▶ **Material shown**

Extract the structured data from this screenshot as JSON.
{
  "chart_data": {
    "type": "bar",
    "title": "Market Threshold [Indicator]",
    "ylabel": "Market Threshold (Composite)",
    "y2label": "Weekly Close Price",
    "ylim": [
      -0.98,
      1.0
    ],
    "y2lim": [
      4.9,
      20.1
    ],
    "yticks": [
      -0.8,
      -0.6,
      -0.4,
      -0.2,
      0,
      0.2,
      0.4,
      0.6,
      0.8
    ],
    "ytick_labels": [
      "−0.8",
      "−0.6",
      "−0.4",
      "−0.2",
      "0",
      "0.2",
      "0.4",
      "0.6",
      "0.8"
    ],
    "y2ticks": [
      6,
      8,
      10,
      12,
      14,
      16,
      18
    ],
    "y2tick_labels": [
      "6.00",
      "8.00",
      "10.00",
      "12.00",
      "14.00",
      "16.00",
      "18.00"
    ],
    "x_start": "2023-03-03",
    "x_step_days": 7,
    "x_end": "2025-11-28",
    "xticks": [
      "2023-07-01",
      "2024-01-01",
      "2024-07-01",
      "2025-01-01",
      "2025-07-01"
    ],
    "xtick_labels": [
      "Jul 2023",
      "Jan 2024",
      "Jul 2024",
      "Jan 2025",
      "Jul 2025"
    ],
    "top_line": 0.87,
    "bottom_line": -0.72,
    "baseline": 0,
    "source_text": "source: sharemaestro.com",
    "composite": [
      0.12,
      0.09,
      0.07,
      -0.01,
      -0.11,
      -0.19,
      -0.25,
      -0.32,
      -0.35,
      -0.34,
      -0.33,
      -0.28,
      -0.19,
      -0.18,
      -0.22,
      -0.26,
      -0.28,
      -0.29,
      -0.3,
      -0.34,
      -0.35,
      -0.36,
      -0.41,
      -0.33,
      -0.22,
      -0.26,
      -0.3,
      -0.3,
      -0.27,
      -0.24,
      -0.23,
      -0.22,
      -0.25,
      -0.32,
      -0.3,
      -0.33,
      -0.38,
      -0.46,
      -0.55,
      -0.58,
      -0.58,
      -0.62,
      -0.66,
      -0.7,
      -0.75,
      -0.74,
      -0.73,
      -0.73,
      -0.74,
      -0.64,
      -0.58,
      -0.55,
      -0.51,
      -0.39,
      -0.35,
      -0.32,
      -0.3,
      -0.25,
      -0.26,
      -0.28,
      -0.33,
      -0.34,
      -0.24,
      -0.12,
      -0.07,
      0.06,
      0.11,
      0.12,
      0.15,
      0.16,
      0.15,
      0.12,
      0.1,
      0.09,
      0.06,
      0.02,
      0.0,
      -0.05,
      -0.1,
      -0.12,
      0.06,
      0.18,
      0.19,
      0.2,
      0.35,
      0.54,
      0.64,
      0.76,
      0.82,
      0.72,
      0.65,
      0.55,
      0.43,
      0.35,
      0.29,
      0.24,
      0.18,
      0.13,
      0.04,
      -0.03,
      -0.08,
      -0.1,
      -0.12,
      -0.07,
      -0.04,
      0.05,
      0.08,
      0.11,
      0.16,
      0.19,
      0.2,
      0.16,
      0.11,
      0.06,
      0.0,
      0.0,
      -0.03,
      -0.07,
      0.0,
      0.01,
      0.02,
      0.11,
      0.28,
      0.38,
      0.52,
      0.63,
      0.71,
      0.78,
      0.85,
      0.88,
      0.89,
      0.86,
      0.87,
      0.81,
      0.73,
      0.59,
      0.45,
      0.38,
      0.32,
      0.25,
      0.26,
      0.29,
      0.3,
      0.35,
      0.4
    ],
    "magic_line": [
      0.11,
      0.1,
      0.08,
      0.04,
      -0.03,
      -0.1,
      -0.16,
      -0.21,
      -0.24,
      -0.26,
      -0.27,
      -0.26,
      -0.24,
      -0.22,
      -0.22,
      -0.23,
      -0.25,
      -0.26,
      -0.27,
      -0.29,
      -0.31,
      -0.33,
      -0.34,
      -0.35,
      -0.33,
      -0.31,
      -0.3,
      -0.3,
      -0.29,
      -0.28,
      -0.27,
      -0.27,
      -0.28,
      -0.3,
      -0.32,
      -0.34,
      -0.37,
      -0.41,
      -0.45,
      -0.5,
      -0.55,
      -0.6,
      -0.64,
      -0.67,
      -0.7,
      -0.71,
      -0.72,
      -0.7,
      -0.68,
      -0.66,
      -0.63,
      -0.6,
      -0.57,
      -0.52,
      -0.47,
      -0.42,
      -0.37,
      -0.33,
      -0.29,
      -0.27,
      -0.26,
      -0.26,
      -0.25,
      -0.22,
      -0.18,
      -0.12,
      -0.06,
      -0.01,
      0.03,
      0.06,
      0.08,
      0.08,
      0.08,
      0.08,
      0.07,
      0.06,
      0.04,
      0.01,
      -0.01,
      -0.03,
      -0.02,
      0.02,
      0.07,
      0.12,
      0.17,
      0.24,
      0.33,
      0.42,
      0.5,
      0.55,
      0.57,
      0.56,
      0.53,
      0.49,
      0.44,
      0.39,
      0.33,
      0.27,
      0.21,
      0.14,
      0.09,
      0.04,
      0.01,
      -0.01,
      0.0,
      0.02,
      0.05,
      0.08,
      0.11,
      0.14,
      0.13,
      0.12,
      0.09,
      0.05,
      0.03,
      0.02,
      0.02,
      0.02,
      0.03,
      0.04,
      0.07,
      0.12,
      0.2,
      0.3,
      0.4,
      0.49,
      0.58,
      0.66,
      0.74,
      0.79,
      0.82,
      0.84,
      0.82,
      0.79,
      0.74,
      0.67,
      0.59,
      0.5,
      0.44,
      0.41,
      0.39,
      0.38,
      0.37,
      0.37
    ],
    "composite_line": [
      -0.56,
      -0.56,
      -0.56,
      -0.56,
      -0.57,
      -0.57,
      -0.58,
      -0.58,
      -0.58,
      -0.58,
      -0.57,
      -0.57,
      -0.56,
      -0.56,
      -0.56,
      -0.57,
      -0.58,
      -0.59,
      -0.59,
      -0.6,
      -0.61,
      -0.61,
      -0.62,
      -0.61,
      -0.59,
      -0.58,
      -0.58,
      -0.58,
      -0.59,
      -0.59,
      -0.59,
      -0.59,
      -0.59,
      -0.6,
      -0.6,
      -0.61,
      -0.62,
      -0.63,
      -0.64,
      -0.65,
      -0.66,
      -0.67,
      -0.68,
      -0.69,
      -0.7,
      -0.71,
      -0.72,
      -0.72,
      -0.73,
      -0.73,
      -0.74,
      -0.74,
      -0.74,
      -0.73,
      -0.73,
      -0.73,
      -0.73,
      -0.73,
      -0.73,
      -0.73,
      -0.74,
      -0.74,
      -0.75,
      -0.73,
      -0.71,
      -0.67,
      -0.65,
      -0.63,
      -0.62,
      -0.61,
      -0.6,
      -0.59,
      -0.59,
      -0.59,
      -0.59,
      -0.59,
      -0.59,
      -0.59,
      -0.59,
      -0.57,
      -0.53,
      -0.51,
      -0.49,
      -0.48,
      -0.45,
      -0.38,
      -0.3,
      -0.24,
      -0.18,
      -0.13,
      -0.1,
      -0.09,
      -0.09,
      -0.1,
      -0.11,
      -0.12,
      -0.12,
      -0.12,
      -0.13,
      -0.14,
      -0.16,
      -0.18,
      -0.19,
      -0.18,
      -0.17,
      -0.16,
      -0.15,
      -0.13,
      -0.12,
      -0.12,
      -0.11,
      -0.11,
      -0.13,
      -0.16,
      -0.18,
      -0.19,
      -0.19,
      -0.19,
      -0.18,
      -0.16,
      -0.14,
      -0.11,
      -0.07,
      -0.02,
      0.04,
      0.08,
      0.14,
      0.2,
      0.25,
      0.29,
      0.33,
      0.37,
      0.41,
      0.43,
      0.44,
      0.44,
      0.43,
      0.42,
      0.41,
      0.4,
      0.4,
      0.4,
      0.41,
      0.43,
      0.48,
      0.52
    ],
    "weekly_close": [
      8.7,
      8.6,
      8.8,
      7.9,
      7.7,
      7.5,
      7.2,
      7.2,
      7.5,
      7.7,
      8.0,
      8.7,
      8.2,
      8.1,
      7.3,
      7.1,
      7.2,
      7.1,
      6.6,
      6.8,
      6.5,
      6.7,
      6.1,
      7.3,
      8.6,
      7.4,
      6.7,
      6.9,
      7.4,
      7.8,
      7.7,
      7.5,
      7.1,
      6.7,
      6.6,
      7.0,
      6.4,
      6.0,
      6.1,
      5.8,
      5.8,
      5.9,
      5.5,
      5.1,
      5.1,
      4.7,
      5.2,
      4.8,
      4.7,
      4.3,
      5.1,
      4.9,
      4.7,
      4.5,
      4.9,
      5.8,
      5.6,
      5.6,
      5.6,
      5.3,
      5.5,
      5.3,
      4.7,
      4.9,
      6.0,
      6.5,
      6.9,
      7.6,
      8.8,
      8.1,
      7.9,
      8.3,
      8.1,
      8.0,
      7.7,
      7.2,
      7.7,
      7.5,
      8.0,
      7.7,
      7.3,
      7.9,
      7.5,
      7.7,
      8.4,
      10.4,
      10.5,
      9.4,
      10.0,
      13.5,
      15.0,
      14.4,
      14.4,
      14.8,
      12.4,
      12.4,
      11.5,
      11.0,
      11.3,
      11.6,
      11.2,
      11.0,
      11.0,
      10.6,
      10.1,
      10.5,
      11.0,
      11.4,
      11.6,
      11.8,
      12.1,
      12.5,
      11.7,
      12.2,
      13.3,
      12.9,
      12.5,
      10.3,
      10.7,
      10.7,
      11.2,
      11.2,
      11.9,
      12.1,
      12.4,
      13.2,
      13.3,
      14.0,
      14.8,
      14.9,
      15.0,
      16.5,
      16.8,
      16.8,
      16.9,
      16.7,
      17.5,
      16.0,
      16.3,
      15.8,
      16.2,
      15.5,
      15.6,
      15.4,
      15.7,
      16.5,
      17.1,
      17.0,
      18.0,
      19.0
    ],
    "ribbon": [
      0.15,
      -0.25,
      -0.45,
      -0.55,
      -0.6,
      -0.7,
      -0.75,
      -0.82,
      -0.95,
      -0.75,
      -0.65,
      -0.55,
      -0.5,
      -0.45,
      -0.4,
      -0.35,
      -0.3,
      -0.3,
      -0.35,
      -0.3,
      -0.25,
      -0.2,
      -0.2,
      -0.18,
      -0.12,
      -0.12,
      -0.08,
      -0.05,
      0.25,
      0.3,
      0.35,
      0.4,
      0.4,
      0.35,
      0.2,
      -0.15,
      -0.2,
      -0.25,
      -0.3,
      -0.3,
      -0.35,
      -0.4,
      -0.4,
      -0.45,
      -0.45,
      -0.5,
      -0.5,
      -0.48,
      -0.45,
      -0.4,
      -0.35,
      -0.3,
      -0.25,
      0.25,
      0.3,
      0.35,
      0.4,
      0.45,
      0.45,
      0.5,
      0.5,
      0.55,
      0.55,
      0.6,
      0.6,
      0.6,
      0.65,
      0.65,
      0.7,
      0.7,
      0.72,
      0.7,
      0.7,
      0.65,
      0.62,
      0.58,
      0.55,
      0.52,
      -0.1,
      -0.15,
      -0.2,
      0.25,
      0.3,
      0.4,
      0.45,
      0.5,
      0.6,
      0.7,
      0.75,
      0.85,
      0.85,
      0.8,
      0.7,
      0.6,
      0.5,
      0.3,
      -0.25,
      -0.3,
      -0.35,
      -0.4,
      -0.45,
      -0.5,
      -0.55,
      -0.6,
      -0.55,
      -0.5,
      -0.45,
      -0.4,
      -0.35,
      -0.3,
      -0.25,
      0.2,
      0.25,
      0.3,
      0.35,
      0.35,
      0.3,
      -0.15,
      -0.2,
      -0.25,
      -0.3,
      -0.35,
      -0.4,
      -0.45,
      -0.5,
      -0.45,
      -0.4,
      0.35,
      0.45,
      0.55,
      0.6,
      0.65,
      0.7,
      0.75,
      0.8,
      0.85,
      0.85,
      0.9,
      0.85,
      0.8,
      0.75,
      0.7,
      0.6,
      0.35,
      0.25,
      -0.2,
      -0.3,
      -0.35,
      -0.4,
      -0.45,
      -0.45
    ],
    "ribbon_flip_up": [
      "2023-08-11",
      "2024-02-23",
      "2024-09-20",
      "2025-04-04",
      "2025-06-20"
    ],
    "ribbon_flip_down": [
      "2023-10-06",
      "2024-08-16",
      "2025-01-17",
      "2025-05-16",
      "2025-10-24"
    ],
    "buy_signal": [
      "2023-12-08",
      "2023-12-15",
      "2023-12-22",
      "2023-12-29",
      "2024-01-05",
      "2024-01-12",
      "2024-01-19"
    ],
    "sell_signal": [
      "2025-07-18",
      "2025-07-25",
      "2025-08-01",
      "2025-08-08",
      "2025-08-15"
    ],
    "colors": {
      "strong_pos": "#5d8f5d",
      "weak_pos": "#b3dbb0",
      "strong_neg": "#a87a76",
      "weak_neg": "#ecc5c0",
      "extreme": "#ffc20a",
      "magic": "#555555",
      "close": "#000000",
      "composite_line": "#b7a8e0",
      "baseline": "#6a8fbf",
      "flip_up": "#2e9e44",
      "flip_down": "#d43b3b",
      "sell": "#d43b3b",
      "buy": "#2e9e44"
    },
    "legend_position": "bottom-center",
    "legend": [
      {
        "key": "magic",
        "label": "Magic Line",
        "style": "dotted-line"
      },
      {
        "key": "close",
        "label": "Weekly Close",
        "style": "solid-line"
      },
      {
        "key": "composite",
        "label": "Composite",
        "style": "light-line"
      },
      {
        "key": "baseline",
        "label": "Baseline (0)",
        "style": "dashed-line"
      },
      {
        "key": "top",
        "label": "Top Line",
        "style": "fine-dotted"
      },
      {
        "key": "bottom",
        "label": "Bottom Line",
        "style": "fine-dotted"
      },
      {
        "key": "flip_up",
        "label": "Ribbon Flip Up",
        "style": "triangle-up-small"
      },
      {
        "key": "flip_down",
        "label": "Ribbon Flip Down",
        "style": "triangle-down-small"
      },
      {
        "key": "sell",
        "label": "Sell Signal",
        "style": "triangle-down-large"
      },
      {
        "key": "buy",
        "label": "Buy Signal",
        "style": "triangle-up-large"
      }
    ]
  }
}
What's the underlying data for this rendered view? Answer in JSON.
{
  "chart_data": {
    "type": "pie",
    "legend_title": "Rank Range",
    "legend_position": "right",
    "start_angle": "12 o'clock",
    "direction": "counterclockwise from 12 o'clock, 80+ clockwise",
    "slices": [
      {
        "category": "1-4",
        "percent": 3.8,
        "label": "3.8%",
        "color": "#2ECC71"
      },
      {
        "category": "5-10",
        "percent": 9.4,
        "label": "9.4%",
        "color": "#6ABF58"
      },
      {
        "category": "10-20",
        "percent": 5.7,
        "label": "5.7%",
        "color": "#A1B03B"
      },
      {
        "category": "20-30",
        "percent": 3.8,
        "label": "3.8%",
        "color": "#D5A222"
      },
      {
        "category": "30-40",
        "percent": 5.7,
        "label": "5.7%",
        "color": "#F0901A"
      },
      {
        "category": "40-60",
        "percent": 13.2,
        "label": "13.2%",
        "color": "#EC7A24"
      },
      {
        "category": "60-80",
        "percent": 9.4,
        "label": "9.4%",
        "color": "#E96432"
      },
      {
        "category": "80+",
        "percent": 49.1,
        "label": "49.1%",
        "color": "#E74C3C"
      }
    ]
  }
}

▶ **What you are asked to do**
Count the lines that hold the string "small" and state that number alone.

▶ **Response for this exercise**
2